#### Information shown ####

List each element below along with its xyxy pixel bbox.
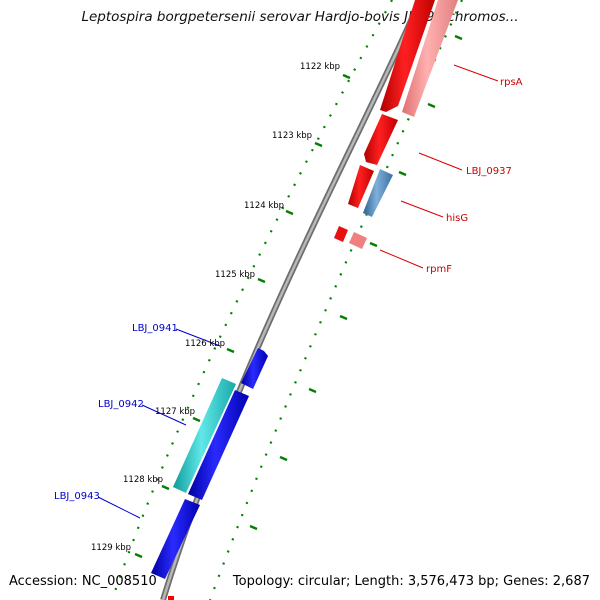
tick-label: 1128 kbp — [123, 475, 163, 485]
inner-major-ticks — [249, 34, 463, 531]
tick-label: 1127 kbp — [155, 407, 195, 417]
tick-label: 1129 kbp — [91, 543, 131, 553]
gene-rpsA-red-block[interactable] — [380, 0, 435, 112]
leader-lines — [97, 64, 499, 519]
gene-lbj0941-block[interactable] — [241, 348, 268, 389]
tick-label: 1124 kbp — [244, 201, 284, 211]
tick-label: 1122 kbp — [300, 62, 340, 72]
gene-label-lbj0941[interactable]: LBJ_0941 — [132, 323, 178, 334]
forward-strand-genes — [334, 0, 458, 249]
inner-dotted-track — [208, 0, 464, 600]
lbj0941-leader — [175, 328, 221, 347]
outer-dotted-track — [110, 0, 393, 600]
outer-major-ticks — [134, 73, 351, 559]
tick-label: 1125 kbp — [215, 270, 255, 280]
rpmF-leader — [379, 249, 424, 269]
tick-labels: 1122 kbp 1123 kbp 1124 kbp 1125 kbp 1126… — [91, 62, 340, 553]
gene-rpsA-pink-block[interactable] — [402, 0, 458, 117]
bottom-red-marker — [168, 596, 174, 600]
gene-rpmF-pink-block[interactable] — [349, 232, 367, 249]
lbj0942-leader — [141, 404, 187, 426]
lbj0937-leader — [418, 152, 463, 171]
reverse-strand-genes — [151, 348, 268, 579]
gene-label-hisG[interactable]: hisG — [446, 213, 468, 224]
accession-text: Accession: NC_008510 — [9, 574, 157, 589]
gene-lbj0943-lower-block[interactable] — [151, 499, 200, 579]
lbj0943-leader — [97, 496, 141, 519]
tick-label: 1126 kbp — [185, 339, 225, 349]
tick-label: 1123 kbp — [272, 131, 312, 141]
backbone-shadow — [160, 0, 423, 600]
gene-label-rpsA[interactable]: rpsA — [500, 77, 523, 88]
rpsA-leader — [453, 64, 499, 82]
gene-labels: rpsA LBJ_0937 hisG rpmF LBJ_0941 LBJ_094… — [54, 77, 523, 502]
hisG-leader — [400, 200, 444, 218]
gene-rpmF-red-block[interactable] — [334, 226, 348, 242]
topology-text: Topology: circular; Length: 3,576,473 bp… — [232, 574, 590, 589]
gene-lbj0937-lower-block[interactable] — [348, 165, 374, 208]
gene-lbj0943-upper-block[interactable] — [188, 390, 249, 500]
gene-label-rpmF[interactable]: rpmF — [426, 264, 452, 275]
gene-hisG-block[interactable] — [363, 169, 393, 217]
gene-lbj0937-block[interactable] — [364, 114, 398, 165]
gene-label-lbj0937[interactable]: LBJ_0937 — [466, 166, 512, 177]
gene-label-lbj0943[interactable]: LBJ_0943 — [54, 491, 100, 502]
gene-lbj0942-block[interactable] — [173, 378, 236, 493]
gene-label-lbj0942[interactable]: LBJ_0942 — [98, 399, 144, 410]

####

§ **Problem to solve**
Output the lines above verbatim, images excluded.

§ **Task response**
List each element below along with its xyxy pixel bbox.
tick-label: 1128 kbp — [123, 475, 163, 485]
inner-major-ticks — [249, 34, 463, 531]
tick-label: 1127 kbp — [155, 407, 195, 417]
tick-label: 1129 kbp — [91, 543, 131, 553]
gene-rpsA-red-block[interactable] — [380, 0, 435, 112]
leader-lines — [97, 64, 499, 519]
gene-lbj0941-block[interactable] — [241, 348, 268, 389]
tick-label: 1124 kbp — [244, 201, 284, 211]
tick-label: 1122 kbp — [300, 62, 340, 72]
gene-label-lbj0941[interactable]: LBJ_0941 — [132, 323, 178, 334]
forward-strand-genes — [334, 0, 458, 249]
inner-dotted-track — [208, 0, 464, 600]
lbj0941-leader — [175, 328, 221, 347]
outer-dotted-track — [110, 0, 393, 600]
outer-major-ticks — [134, 73, 351, 559]
tick-label: 1125 kbp — [215, 270, 255, 280]
rpmF-leader — [379, 249, 424, 269]
tick-labels: 1122 kbp 1123 kbp 1124 kbp 1125 kbp 1126… — [91, 62, 340, 553]
gene-rpsA-pink-block[interactable] — [402, 0, 458, 117]
bottom-red-marker — [168, 596, 174, 600]
gene-rpmF-pink-block[interactable] — [349, 232, 367, 249]
lbj0942-leader — [141, 404, 187, 426]
lbj0937-leader — [418, 152, 463, 171]
reverse-strand-genes — [151, 348, 268, 579]
gene-label-hisG[interactable]: hisG — [446, 213, 468, 224]
accession-text: Accession: NC_008510 — [9, 574, 157, 589]
gene-lbj0943-lower-block[interactable] — [151, 499, 200, 579]
lbj0943-leader — [97, 496, 141, 519]
tick-label: 1126 kbp — [185, 339, 225, 349]
tick-label: 1123 kbp — [272, 131, 312, 141]
backbone-shadow — [160, 0, 423, 600]
gene-label-rpsA[interactable]: rpsA — [500, 77, 523, 88]
rpsA-leader — [453, 64, 499, 82]
gene-labels: rpsA LBJ_0937 hisG rpmF LBJ_0941 LBJ_094… — [54, 77, 523, 502]
hisG-leader — [400, 200, 444, 218]
gene-rpmF-red-block[interactable] — [334, 226, 348, 242]
topology-text: Topology: circular; Length: 3,576,473 bp… — [232, 574, 590, 589]
gene-lbj0937-lower-block[interactable] — [348, 165, 374, 208]
gene-lbj0943-upper-block[interactable] — [188, 390, 249, 500]
gene-label-rpmF[interactable]: rpmF — [426, 264, 452, 275]
gene-hisG-block[interactable] — [363, 169, 393, 217]
gene-lbj0937-block[interactable] — [364, 114, 398, 165]
gene-label-lbj0937[interactable]: LBJ_0937 — [466, 166, 512, 177]
gene-label-lbj0943[interactable]: LBJ_0943 — [54, 491, 100, 502]
gene-lbj0942-block[interactable] — [173, 378, 236, 493]
gene-label-lbj0942[interactable]: LBJ_0942 — [98, 399, 144, 410]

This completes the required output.